(Extracted records)
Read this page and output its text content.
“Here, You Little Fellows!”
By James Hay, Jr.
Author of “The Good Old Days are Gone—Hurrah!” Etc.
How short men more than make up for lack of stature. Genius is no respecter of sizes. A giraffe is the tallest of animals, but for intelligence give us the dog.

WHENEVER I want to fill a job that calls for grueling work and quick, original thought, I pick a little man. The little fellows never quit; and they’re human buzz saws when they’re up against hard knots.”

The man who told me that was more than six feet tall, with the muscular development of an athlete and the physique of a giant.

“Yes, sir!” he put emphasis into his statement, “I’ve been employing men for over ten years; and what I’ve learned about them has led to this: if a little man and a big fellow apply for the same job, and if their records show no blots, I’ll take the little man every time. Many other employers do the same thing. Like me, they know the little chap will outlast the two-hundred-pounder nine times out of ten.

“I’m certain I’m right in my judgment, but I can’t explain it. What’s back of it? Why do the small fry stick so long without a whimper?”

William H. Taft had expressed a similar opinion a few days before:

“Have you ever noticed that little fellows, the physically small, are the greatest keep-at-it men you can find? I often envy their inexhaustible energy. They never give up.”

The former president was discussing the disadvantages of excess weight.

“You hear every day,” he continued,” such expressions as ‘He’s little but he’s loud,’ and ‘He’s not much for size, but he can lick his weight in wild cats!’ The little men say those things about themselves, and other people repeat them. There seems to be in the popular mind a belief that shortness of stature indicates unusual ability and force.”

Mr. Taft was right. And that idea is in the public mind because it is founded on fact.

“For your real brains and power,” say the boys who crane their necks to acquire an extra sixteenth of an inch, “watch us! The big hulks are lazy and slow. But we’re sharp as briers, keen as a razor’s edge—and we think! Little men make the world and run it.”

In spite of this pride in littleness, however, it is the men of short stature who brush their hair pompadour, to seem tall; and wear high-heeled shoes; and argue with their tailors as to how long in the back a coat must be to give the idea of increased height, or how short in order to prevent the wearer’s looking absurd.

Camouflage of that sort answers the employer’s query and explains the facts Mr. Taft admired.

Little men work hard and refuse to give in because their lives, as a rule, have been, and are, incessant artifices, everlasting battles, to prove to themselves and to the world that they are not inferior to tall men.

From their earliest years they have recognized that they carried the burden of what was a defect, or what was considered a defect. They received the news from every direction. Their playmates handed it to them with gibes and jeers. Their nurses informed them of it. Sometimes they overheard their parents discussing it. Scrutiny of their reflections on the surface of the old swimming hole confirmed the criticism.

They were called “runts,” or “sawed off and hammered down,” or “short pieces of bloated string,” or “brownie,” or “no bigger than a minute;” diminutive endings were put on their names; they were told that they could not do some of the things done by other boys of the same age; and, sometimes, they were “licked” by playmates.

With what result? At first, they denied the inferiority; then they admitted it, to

**REQUIREMENT:** Pull out all lines containing the word "Taft" from the entries above.

**ANSWER TO THIS PROBLEM:**
William H. Taft had expressed a similar opinion a few days before:
Mr. Taft was right. And that idea is in the public mind because it is founded on fact.
Camouflage of that sort answers the employer’s query and explains the facts Mr. Taft admired.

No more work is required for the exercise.